(Dataset items)
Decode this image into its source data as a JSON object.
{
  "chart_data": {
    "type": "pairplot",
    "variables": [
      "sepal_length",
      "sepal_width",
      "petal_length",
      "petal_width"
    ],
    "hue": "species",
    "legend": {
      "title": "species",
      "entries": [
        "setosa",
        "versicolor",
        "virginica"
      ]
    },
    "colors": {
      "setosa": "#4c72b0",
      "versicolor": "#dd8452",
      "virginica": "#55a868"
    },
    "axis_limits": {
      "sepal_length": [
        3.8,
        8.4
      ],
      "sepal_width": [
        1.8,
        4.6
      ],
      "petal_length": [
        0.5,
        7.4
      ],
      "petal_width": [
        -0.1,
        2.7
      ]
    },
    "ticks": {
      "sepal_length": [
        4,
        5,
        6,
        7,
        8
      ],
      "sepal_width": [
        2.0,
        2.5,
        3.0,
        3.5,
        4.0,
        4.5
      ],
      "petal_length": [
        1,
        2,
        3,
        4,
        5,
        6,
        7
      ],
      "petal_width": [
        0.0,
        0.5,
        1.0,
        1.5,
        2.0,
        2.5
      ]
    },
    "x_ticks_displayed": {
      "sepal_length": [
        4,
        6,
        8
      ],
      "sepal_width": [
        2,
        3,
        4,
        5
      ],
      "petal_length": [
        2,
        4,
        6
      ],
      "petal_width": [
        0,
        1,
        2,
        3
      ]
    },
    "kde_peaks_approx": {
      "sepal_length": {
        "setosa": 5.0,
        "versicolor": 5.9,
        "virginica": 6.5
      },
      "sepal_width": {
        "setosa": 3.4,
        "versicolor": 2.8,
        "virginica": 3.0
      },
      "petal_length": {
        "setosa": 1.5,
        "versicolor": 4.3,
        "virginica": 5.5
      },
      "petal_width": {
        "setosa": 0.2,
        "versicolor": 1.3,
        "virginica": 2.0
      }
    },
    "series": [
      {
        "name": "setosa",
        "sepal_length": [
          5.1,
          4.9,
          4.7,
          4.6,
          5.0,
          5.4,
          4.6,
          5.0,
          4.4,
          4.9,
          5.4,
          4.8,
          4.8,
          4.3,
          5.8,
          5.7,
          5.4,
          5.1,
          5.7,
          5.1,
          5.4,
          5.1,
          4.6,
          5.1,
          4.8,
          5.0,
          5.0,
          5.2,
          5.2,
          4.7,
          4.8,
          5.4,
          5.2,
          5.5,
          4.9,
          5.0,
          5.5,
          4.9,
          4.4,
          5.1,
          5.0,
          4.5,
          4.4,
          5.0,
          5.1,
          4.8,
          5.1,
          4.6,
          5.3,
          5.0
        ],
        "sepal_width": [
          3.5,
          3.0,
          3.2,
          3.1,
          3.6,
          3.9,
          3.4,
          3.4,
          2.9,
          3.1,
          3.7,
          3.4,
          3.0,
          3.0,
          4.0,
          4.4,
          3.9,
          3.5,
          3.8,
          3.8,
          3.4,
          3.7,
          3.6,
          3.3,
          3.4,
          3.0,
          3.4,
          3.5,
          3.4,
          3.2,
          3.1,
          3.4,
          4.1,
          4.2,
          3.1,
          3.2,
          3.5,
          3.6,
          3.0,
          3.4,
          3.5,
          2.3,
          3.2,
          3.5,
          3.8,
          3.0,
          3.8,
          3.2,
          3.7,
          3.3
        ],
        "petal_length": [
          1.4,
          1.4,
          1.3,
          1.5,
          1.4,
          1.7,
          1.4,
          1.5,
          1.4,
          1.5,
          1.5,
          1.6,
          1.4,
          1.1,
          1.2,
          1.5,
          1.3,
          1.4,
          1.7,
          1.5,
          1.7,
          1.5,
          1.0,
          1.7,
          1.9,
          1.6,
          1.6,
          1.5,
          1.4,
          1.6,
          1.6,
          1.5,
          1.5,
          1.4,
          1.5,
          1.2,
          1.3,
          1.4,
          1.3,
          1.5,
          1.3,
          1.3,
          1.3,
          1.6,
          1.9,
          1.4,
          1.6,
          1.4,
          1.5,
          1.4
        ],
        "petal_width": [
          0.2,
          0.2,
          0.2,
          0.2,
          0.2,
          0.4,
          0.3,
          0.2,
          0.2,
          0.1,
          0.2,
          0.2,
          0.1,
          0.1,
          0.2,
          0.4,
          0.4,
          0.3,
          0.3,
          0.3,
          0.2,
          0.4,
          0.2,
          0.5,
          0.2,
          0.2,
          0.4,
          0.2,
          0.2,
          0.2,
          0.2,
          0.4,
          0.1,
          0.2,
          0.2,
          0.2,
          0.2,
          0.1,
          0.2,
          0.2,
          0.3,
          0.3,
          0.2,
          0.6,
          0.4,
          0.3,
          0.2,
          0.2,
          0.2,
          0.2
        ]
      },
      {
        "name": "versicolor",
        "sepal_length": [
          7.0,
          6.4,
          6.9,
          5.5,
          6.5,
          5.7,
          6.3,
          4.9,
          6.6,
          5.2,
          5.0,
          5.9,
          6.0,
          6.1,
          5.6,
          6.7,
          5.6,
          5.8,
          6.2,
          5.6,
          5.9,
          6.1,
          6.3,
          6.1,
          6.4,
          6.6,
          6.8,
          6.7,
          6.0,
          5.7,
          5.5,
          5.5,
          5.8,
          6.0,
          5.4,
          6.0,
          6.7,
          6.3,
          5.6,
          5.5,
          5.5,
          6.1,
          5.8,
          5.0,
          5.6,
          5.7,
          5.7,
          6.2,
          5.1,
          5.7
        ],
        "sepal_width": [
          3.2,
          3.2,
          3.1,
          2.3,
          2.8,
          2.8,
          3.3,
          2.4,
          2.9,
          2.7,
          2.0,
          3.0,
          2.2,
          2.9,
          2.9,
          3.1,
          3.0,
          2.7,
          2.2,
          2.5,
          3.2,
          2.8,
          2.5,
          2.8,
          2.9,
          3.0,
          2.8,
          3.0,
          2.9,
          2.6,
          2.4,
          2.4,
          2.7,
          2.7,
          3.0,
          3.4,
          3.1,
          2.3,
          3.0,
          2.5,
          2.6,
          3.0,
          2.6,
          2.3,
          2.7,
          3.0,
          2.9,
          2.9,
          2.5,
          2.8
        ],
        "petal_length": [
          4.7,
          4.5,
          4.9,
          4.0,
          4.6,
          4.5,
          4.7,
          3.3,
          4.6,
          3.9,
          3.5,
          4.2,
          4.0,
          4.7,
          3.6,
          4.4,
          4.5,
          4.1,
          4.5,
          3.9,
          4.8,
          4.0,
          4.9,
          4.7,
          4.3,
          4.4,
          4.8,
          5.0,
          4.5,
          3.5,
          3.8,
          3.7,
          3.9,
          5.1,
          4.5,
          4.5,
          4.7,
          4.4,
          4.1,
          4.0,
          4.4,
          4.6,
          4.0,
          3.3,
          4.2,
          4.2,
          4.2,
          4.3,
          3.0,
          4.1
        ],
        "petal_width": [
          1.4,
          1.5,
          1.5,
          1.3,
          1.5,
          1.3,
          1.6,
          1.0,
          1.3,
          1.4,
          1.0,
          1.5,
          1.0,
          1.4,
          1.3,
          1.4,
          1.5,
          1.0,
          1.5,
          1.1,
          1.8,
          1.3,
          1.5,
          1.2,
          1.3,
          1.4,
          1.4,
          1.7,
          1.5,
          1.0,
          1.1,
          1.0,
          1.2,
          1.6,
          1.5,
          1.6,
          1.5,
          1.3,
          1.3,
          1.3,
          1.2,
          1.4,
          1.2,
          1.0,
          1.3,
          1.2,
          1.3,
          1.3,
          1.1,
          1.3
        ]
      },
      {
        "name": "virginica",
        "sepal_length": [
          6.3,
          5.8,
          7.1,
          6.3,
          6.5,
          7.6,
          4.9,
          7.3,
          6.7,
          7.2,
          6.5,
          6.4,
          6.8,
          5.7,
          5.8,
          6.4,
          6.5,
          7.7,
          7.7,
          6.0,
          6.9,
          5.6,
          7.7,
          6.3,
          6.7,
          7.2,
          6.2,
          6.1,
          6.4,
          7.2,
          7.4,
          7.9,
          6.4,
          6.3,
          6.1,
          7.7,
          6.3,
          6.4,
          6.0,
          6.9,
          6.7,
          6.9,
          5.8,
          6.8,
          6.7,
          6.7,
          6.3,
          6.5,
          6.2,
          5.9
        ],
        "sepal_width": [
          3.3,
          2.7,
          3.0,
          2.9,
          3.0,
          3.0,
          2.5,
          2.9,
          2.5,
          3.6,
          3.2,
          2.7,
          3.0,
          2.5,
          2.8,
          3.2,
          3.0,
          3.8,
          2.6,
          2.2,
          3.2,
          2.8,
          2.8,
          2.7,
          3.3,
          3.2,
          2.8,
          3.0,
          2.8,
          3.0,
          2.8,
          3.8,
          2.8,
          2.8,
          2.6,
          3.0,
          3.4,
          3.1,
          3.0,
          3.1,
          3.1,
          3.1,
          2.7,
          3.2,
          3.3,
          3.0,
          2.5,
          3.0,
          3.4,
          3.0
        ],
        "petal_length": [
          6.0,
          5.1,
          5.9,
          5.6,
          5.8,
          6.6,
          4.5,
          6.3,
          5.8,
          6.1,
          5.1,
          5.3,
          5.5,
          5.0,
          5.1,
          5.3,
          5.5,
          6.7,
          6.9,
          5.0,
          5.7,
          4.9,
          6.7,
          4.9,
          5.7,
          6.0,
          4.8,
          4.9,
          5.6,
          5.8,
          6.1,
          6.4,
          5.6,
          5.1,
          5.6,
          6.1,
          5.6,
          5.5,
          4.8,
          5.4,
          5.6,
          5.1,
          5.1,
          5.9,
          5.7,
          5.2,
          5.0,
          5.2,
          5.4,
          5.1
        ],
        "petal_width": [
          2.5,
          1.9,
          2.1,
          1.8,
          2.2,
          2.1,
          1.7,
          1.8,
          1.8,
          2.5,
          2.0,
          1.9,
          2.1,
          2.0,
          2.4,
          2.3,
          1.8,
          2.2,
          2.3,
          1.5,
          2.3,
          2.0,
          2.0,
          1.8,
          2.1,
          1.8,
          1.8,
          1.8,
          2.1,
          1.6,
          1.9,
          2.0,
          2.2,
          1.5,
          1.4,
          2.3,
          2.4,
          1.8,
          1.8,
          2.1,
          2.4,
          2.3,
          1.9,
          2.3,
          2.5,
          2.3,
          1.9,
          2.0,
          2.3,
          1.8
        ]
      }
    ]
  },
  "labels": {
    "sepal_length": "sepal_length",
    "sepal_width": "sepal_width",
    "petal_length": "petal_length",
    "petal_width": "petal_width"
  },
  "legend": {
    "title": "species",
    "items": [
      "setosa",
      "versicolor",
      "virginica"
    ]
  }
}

TASK BRIEF> Only lines with the string "setosa" belong in your answer; copy each one.

SOLUTION TO THE PROBLEM>
        "setosa",
      "setosa": "#4c72b0",
        "setosa": 5.0,
        "setosa": 3.4,
        "setosa": 1.5,
        "setosa": 0.2,
        "name": "setosa",
      "setosa",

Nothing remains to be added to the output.